[What you need to do]
Write the records below out in full, character for character, with no pictures.

[Entries supplied]
————————

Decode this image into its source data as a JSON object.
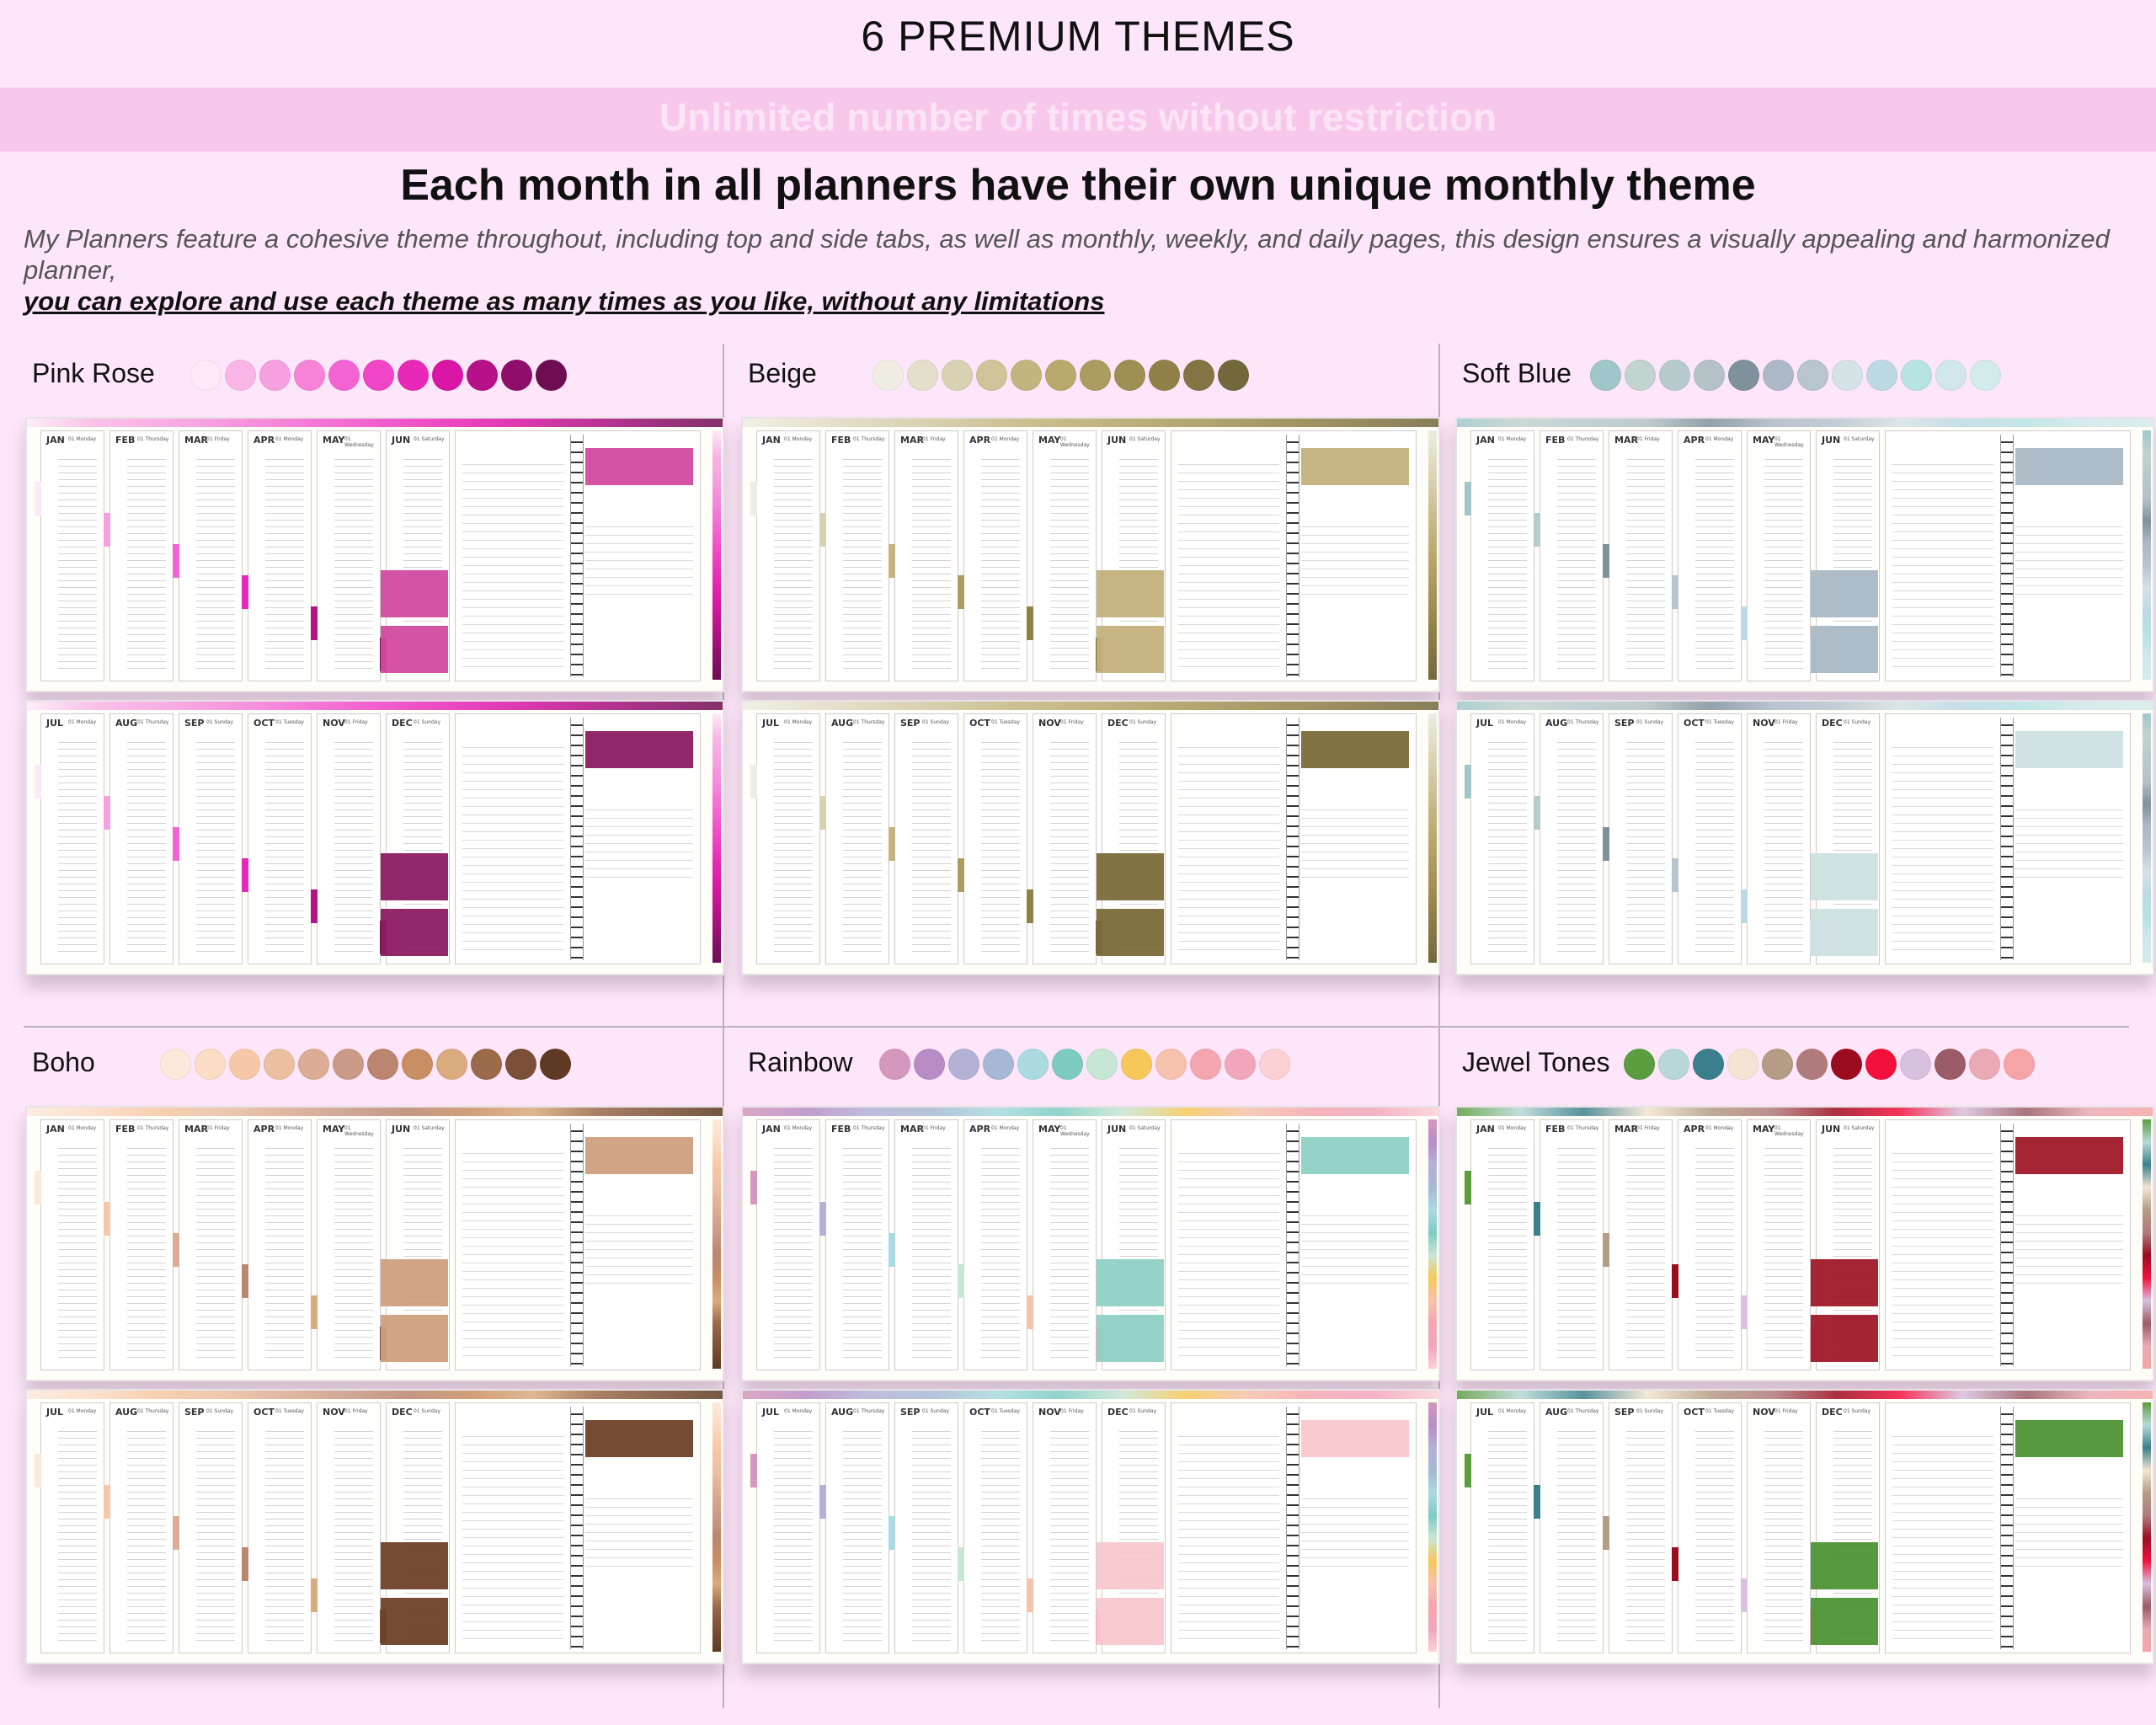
{
  "header": {
    "title": "6 PREMIUM THEMES",
    "banner": "Unlimited number of times without restriction",
    "subheading": "Each month in all planners have their own unique monthly theme",
    "description": "My Planners feature a cohesive theme throughout, including top and side tabs, as well as monthly, weekly, and daily pages, this design ensures a visually appealing and harmonized planner,",
    "description_emphasis": "you can explore and use each theme as many times as you like, without any limitations"
  },
  "months_first_half": [
    "JAN",
    "FEB",
    "MAR",
    "APR",
    "MAY",
    "JUN"
  ],
  "months_second_half": [
    "JUL",
    "AUG",
    "SEP",
    "OCT",
    "NOV",
    "DEC"
  ],
  "days_first_half": [
    "01 Monday",
    "01 Thursday",
    "01 Friday",
    "01 Monday",
    "01 Wednesday",
    "01 Saturday"
  ],
  "days_second_half": [
    "01 Monday",
    "01 Thursday",
    "01 Sunday",
    "01 Tuesday",
    "01 Friday",
    "01 Sunday"
  ],
  "themes": [
    {
      "name": "Pink Rose",
      "swatches": [
        "#fcebf6",
        "#f9b5e6",
        "#f7a0e0",
        "#f584d9",
        "#f364d2",
        "#ef45c6",
        "#e829b8",
        "#d916a6",
        "#b61189",
        "#8f0e6c",
        "#6e0d52"
      ],
      "accent_top": "#d34a9f",
      "accent_bottom": "#8c1c62"
    },
    {
      "name": "Beige",
      "swatches": [
        "#efece3",
        "#e4dfca",
        "#d8d1b2",
        "#cec399",
        "#c3b57f",
        "#b9a96d",
        "#ad9c5f",
        "#a08f53",
        "#918148",
        "#847443",
        "#73683c"
      ],
      "accent_top": "#c4b07c",
      "accent_bottom": "#7b6b3a"
    },
    {
      "name": "Soft Blue",
      "swatches": [
        "#9fc7c9",
        "#c2d3d0",
        "#b7cacc",
        "#b4c2c6",
        "#7f919c",
        "#aeb9c8",
        "#b8c4ce",
        "#d5e2e6",
        "#bcd9e5",
        "#b8e3e3",
        "#d2e7ec",
        "#d3ecea"
      ],
      "accent_top": "#a9b8c4",
      "accent_bottom": "#cfe0e2"
    },
    {
      "name": "Boho",
      "swatches": [
        "#fde9dc",
        "#fbdcc5",
        "#f7c8a7",
        "#ebc0a1",
        "#dcac94",
        "#c99b86",
        "#bb8570",
        "#c98e64",
        "#d9ab7e",
        "#9a6a4a",
        "#7b5036",
        "#5e3a22"
      ],
      "accent_top": "#cf9f80",
      "accent_bottom": "#6e4128"
    },
    {
      "name": "Rainbow",
      "swatches": [
        "#d597bd",
        "#b88dc6",
        "#b3b1d6",
        "#a6b8d4",
        "#a9dbe0",
        "#7ecbc3",
        "#c7e6d4",
        "#f6c85a",
        "#f6c2ad",
        "#f4a6b0",
        "#f1a6bb",
        "#fbd1d6"
      ],
      "accent_top": "#8fd0c4",
      "accent_bottom": "#f8c8cf"
    },
    {
      "name": "Jewel Tones",
      "swatches": [
        "#5c9d3f",
        "#b8d8d8",
        "#3b7f8c",
        "#f3e5d3",
        "#b49c86",
        "#b07b7c",
        "#9c0c20",
        "#f4103d",
        "#d8c0df",
        "#9a5c66",
        "#eaaab5",
        "#f6a4a6"
      ],
      "accent_top": "#a0192a",
      "accent_bottom": "#4e9335"
    }
  ]
}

————————

[Correct response]
Decode this image into its source data as a JSON object.
{
  "header": {
    "title": "6 PREMIUM THEMES",
    "banner": "Unlimited number of times without restriction",
    "subheading": "Each month in all planners have their own unique monthly theme",
    "description": "My Planners feature a cohesive theme throughout, including top and side tabs, as well as monthly, weekly, and daily pages, this design ensures a visually appealing and harmonized planner,",
    "description_emphasis": "you can explore and use each theme as many times as you like, without any limitations"
  },
  "months_first_half": [
    "JAN",
    "FEB",
    "MAR",
    "APR",
    "MAY",
    "JUN"
  ],
  "months_second_half": [
    "JUL",
    "AUG",
    "SEP",
    "OCT",
    "NOV",
    "DEC"
  ],
  "days_first_half": [
    "01 Monday",
    "01 Thursday",
    "01 Friday",
    "01 Monday",
    "01 Wednesday",
    "01 Saturday"
  ],
  "days_second_half": [
    "01 Monday",
    "01 Thursday",
    "01 Sunday",
    "01 Tuesday",
    "01 Friday",
    "01 Sunday"
  ],
  "themes": [
    {
      "name": "Pink Rose",
      "swatches": [
        "#fcebf6",
        "#f9b5e6",
        "#f7a0e0",
        "#f584d9",
        "#f364d2",
        "#ef45c6",
        "#e829b8",
        "#d916a6",
        "#b61189",
        "#8f0e6c",
        "#6e0d52"
      ],
      "accent_top": "#d34a9f",
      "accent_bottom": "#8c1c62"
    },
    {
      "name": "Beige",
      "swatches": [
        "#efece3",
        "#e4dfca",
        "#d8d1b2",
        "#cec399",
        "#c3b57f",
        "#b9a96d",
        "#ad9c5f",
        "#a08f53",
        "#918148",
        "#847443",
        "#73683c"
      ],
      "accent_top": "#c4b07c",
      "accent_bottom": "#7b6b3a"
    },
    {
      "name": "Soft Blue",
      "swatches": [
        "#9fc7c9",
        "#c2d3d0",
        "#b7cacc",
        "#b4c2c6",
        "#7f919c",
        "#aeb9c8",
        "#b8c4ce",
        "#d5e2e6",
        "#bcd9e5",
        "#b8e3e3",
        "#d2e7ec",
        "#d3ecea"
      ],
      "accent_top": "#a9b8c4",
      "accent_bottom": "#cfe0e2"
    },
    {
      "name": "Boho",
      "swatches": [
        "#fde9dc",
        "#fbdcc5",
        "#f7c8a7",
        "#ebc0a1",
        "#dcac94",
        "#c99b86",
        "#bb8570",
        "#c98e64",
        "#d9ab7e",
        "#9a6a4a",
        "#7b5036",
        "#5e3a22"
      ],
      "accent_top": "#cf9f80",
      "accent_bottom": "#6e4128"
    },
    {
      "name": "Rainbow",
      "swatches": [
        "#d597bd",
        "#b88dc6",
        "#b3b1d6",
        "#a6b8d4",
        "#a9dbe0",
        "#7ecbc3",
        "#c7e6d4",
        "#f6c85a",
        "#f6c2ad",
        "#f4a6b0",
        "#f1a6bb",
        "#fbd1d6"
      ],
      "accent_top": "#8fd0c4",
      "accent_bottom": "#f8c8cf"
    },
    {
      "name": "Jewel Tones",
      "swatches": [
        "#5c9d3f",
        "#b8d8d8",
        "#3b7f8c",
        "#f3e5d3",
        "#b49c86",
        "#b07b7c",
        "#9c0c20",
        "#f4103d",
        "#d8c0df",
        "#9a5c66",
        "#eaaab5",
        "#f6a4a6"
      ],
      "accent_top": "#a0192a",
      "accent_bottom": "#4e9335"
    }
  ]
}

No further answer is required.